### Records
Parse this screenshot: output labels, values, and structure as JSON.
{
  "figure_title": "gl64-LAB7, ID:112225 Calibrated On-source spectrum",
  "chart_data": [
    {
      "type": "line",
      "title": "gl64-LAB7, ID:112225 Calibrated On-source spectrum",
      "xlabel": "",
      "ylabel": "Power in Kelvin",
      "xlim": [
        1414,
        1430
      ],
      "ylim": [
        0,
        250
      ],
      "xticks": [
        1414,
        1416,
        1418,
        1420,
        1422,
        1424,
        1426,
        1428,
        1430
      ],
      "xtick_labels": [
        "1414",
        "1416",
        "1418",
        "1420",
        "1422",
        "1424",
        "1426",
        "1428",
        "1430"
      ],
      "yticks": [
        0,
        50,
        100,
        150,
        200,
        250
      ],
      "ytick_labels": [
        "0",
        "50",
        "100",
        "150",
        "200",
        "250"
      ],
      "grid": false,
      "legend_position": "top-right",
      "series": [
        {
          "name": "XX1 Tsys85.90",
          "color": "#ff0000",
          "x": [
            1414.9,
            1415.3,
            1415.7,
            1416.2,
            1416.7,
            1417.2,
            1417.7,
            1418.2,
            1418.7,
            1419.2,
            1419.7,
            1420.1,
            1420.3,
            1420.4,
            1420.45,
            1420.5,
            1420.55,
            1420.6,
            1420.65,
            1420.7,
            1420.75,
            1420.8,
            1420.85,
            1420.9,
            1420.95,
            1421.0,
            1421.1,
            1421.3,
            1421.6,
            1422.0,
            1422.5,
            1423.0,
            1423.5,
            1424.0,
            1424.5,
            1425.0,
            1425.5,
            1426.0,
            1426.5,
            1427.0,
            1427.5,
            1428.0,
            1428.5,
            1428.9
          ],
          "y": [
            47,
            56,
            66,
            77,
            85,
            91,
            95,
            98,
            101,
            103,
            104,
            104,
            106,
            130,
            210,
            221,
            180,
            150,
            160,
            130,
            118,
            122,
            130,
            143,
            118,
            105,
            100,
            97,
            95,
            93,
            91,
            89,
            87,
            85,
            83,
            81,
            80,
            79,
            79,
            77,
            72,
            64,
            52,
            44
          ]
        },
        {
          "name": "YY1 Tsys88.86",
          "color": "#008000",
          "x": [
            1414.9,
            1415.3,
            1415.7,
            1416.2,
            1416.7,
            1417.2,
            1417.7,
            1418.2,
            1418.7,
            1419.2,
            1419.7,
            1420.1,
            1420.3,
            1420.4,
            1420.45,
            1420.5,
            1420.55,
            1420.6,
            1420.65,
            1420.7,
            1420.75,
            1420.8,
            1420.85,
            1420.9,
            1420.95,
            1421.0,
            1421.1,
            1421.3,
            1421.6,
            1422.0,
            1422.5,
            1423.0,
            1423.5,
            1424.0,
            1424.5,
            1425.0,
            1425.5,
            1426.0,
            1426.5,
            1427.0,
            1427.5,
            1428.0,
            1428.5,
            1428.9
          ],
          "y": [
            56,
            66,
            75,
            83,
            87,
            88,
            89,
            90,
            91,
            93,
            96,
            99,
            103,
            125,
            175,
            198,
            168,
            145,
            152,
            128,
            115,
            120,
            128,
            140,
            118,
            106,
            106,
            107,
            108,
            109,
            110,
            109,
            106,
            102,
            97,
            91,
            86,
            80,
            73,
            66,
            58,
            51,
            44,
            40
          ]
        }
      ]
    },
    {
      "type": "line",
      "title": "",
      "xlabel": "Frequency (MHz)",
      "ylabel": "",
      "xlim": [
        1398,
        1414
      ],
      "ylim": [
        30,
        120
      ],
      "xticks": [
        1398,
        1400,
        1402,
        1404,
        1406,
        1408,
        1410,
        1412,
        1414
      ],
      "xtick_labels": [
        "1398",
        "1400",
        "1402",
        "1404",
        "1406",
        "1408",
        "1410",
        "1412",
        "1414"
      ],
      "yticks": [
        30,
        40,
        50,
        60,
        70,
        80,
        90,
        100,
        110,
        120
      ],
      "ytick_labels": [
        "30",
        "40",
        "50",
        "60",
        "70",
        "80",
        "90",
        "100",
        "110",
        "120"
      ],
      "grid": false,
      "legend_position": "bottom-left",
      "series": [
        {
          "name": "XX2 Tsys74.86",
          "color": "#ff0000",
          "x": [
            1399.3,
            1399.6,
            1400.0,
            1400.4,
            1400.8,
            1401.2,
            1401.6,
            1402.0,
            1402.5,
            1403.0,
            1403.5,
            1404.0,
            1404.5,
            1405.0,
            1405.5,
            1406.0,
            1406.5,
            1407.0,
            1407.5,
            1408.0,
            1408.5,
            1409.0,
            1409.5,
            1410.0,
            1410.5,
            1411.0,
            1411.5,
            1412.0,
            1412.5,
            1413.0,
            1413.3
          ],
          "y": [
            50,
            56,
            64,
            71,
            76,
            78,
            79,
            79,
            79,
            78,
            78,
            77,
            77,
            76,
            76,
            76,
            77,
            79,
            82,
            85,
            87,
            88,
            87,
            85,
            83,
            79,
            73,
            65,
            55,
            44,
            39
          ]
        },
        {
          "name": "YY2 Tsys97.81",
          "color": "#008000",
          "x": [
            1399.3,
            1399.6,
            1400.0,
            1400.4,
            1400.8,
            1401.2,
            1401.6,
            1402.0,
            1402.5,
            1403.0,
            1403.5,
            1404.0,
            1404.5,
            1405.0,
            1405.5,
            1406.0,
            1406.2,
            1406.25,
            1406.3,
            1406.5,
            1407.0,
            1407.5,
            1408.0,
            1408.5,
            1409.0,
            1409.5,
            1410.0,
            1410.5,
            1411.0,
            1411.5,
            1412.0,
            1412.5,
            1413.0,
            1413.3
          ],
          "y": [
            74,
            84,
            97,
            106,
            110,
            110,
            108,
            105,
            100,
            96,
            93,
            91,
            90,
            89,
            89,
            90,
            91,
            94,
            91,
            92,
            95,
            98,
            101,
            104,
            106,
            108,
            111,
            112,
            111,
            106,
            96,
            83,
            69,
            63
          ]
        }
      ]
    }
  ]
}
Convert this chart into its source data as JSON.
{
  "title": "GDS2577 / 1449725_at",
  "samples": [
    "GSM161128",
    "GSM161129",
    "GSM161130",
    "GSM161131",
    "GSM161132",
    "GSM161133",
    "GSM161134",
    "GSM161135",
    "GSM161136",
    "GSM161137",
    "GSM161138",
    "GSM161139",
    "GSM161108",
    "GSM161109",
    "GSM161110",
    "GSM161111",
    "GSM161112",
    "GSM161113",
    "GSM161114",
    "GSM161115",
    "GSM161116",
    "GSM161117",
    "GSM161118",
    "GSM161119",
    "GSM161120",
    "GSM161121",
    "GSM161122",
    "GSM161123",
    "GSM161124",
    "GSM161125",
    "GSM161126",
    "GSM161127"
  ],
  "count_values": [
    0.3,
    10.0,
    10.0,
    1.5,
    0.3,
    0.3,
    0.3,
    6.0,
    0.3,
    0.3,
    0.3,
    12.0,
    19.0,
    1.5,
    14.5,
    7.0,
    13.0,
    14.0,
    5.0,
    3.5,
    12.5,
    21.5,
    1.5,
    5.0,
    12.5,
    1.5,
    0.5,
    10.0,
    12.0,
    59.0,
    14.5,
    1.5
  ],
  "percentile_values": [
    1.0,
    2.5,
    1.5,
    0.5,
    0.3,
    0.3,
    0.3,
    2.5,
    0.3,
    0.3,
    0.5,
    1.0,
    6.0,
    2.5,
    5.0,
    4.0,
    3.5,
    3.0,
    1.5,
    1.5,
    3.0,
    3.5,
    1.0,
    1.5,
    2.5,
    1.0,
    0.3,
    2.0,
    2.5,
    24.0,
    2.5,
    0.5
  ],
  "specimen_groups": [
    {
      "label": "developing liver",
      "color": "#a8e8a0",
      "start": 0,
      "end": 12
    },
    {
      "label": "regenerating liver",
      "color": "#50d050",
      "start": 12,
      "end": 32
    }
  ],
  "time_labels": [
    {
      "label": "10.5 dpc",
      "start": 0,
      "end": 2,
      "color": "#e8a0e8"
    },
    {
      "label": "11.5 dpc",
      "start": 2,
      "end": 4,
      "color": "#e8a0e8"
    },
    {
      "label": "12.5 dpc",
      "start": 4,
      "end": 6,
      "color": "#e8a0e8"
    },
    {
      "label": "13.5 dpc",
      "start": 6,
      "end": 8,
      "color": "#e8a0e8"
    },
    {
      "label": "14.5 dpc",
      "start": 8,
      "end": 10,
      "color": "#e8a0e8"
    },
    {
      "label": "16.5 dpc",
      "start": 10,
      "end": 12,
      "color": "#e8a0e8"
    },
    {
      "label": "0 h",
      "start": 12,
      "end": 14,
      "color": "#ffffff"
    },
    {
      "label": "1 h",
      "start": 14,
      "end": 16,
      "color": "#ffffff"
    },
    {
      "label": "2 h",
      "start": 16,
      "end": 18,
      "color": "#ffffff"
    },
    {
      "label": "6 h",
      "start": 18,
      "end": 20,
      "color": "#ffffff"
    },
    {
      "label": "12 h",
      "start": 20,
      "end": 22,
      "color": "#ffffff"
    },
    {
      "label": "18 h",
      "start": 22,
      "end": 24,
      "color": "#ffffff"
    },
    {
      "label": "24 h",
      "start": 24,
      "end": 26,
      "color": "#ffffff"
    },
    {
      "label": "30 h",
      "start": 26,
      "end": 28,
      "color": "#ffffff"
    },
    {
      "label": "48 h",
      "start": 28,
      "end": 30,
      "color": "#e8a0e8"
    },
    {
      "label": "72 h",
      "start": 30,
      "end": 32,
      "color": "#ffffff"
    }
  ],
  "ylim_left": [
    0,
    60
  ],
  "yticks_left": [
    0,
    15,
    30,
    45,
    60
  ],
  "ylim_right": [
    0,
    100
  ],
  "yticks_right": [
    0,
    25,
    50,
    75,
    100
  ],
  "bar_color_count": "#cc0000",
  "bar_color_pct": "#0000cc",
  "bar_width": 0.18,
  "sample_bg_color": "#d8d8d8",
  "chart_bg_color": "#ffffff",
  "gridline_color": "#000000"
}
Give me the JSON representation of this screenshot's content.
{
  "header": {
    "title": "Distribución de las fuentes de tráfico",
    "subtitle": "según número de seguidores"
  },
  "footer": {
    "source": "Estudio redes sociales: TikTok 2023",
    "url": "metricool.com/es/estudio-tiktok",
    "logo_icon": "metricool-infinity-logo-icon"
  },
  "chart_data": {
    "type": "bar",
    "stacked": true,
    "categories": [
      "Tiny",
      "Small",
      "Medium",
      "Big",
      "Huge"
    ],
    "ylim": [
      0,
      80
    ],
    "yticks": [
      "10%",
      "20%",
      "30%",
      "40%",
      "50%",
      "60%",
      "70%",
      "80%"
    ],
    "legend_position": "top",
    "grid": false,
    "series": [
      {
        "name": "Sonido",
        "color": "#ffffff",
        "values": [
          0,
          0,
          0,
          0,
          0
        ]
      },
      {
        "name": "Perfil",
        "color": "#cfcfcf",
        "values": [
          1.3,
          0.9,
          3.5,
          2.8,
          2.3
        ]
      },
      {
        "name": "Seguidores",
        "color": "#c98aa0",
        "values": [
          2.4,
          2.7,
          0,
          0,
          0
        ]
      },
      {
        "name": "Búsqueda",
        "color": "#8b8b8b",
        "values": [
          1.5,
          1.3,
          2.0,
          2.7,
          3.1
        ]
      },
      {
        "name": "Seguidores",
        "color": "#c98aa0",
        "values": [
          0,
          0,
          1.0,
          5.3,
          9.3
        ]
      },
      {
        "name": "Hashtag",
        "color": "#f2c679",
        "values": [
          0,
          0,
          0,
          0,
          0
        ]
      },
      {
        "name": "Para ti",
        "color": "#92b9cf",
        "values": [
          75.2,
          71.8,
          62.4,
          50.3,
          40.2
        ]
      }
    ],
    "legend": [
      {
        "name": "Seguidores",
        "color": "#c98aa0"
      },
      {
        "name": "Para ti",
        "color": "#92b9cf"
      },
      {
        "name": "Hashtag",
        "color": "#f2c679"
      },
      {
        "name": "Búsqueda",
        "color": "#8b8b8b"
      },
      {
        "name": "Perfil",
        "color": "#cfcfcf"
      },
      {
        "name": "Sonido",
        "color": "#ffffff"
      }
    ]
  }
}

### Exercise description
Identify all lines where the word "Calibrated" shows up. Copy them.

### Full answer
  "figure_title": "gl64-LAB7, ID:112225 Calibrated On-source spectrum",
      "title": "gl64-LAB7, ID:112225 Calibrated On-source spectrum",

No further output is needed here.